## [Exercise passage]

____________________

عنوان مقاله [English]
Introduction: Biochar is a carbonaceous substance obtained from heating plant residues and wastes in an oxygen-containing medium with or without oxygen. Thermal decomposition of biomass in an oxygen-free medium is called thermophilicity (pyrolysis). Temperature is one of the factors influencing the characteristics of biochar. One of the objectives of this experiment is to investigate the effect of different temperatures on the biochar characteristics of cattle manure. The use of biochar as a soil conditioner and source of organic carbon in agricultural soils with minimal environmental damage is considered. Marigold is an annual plant that is used in industry and pharmacy in addition to food. Another aim of this experiment is to investigate the effect of biochar use from different temperatures on marigold under salinity stress.
Materials and Methods: For biochar preparation, after collecting cattle manure from Bardsir farms, air drying and sieving were used for pyrolysis process for four hours at different temperatures (300, 400, 500, 600 °C). Then pH, EC, carbon stability, ash and biochar performance were measured. In order to evaluate the effects of biochar resulting from different heat-treated temperatures on salinity tolerance of marigold, a factorial experiment was conducted in a completely randomized design in the greenhouse. The two factors studied included salinity levels (0, 4, 8 and 12 dS.m-1) and biochar resulting from different thermocouple temperatures (0, 300, 400, 500 and 600 °C). The biochar rate was considered to be 20%. One month after salinity treatment, seedlings were evaluated for osmotic metabolites activity and growth characteristics of marigold seedlings.

____________________

## [Directions for this task]
Continue the abstract on cattle manure biochar and marigold salinity tolerance from its last sentence.

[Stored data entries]
____________________

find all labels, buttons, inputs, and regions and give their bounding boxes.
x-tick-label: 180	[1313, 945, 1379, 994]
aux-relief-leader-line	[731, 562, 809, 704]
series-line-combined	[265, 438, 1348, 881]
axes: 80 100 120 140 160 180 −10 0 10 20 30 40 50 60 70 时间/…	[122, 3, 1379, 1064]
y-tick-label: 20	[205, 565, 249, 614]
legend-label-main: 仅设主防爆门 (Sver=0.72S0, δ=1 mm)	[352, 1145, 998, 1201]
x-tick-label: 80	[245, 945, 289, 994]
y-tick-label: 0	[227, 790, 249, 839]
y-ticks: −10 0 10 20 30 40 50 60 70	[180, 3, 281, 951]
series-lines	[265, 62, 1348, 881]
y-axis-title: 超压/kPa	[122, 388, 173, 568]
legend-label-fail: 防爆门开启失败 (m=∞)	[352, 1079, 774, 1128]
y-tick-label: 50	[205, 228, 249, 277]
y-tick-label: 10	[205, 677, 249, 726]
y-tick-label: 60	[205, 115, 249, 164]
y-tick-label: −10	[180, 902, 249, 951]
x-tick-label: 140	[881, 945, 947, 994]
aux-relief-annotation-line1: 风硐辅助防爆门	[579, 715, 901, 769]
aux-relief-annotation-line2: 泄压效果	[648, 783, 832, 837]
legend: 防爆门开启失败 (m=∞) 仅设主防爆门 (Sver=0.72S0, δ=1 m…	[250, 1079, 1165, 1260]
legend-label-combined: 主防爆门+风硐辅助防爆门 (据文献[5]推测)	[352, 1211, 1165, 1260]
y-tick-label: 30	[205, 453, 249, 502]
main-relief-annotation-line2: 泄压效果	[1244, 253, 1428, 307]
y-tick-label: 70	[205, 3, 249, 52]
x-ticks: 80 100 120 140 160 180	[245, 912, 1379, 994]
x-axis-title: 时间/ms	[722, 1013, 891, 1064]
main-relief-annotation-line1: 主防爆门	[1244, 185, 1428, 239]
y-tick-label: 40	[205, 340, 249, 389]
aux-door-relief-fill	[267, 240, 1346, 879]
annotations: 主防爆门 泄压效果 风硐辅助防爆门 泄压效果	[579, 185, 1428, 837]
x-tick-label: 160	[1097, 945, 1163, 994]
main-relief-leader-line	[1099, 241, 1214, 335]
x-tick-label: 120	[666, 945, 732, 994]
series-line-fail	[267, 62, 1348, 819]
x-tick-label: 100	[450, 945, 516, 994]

____________________

## [Answer]
Results and Discussion: The results of ANOVA showed that all biochar properties were significantly affected by temperature factor. With increasing the pyrolysis temperature from 300 to 600 °C, pH and EC increased by 16.29% and 60.37%, respectively, and the ash content increased by 1.5 folds, but biochar performance and bulk density decreased by 52.28% and 48.1%, respectively. The highest carbon stability was observed at 500 °C, which increased by 20% compared to 300 °C. The results showed a significant negative effect of salinity stress on stem height, number and area of marigold leaves, so that with increasing salinity to 12 dS.m-1, 31.09, 17.28 and 45.7% decrease were observed in these traits, respectively. The physiological characteristics of marigold were significantly affected by the simple and interaction effects of salinity and biochar stress. In salinity treatments (0, 4, 8 and 12 dS.m-1) with increasing pyrolysis temperature from 300 to 600 °C 2.2, 2.04, 1.97 and 1.92 folds increase in leaf potassium concentration and 1.54, 2.26, 3.00 and 2.45 folds less than the control treatment in the amount of leaf proline was observed, respectively. The activities of catalase, ascorbate peroxidase and guaiacol peroxidase enzymes were also significantly affected by the interaction of salinity stress and heat temperature. The highest enzyme activity in biochar was from 600 °C, which increased up to 8 dS.m-1 for catalase and up to 4 dS.m-1 for ascorbate peroxidase and guaiacol peroxidase.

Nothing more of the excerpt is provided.